GIVEN PROBLEM -
Look for the string "color" in every line, and copy each line that has it.

--- BEGIN EXERCISE DATA ---

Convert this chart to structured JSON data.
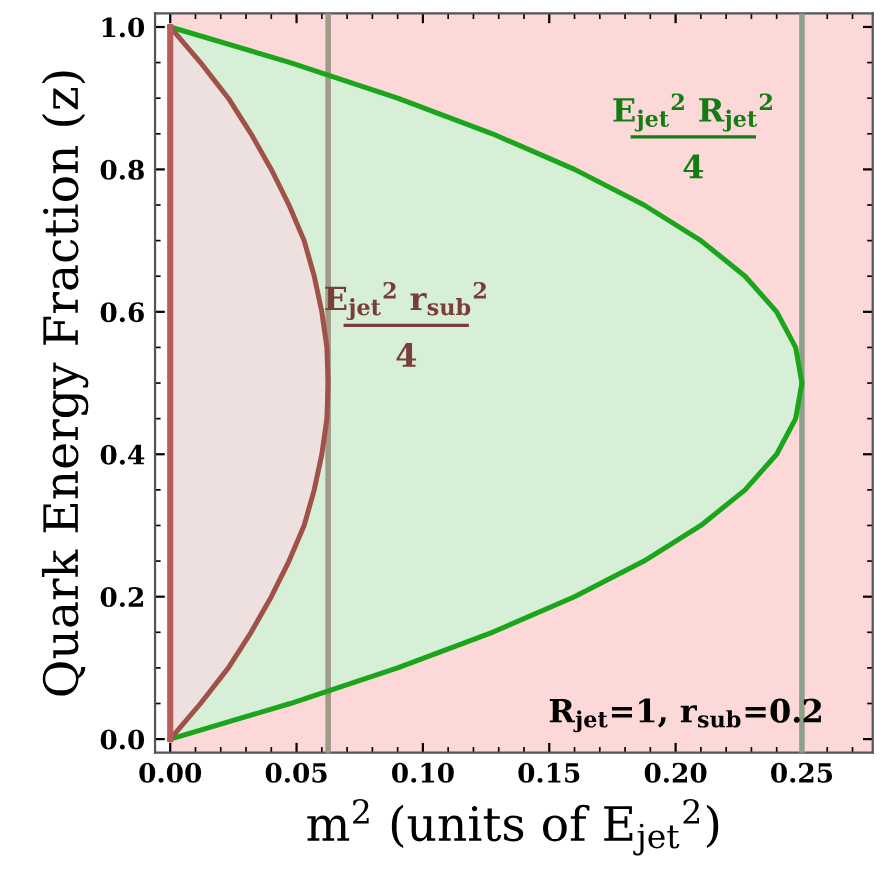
{
  "chart_data": {
    "type": "area",
    "xlabel": "m$^{2}$ (units of E$_{jet}$$^{2}$)",
    "ylabel": "Quark Energy Fraction (z)",
    "series": [
      {
        "color": "#1aa51a",
        "x": [
          0,
          0.0475,
          0.09,
          0.1275,
          0.16,
          0.1875,
          0.21,
          0.2275,
          0.24,
          0.2475,
          0.25,
          0.2475,
          0.24,
          0.2275,
          0.21,
          0.1875,
          0.16,
          0.1275,
          0.09,
          0.0475,
          0
        ],
        "values": [
          0,
          0.05,
          0.1,
          0.15,
          0.2,
          0.25,
          0.3,
          0.35,
          0.4,
          0.45,
          0.5,
          0.55,
          0.6,
          0.65,
          0.7,
          0.75,
          0.8,
          0.85,
          0.9,
          0.95,
          1
        ]
      },
      {
        "color": "#a0524a",
        "x": [
          0,
          0.012,
          0.023,
          0.032,
          0.04,
          0.047,
          0.053,
          0.057,
          0.06,
          0.062,
          0.0625,
          0.062,
          0.06,
          0.057,
          0.053,
          0.047,
          0.04,
          0.032,
          0.023,
          0.012,
          0
        ],
        "values": [
          0,
          0.05,
          0.1,
          0.15,
          0.2,
          0.25,
          0.3,
          0.35,
          0.4,
          0.45,
          0.5,
          0.55,
          0.6,
          0.65,
          0.7,
          0.75,
          0.8,
          0.85,
          0.9,
          0.95,
          1
        ]
      },
      {
        "type": "line",
        "color": "#b85c5c",
        "x": [
          0,
          0
        ],
        "values": [
          0,
          1
        ]
      }
    ],
    "xlim": [
      -0.006,
      0.278
    ],
    "ylim": [
      -0.019,
      1.019
    ],
    "xticks": [
      {
        "value": 0,
        "label": "0.00"
      },
      0.05,
      {
        "value": 0.1,
        "label": "0.10"
      },
      0.15,
      {
        "value": 0.2,
        "label": "0.20"
      },
      0.25
    ],
    "yticks": [
      {
        "value": 0,
        "label": "0.0"
      },
      0.2,
      0.4,
      0.6,
      0.8,
      {
        "value": 1,
        "label": "1.0"
      }
    ],
    "bands": [
      {
        "axis": "x",
        "from": 0,
        "to": 0.278,
        "color": "#fdd8d8"
      }
    ],
    "ref_lines": [
      {
        "axis": "x",
        "value": 0.0625,
        "color": "#a09a88",
        "label": "E$_{jet}$$^{2}$ r$_{sub}$$^{2}$\n4"
      },
      {
        "axis": "x",
        "value": 0.25,
        "color": "#8fa08a",
        "label": "E$_{jet}$$^{2}$ R$_{jet}$$^{2}$\n4"
      }
    ],
    "annotations": [
      "R$_{jet}$=1, r$_{sub}$=0.2"
    ],
    "grid": false
  }
}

--- END EXERCISE DATA ---

REPLY -
        "color": "#1aa51a",
        "color": "#a0524a",
        "color": "#b85c5c",
        "color": "#fdd8d8"
        "color": "#a09a88",
        "color": "#8fa08a",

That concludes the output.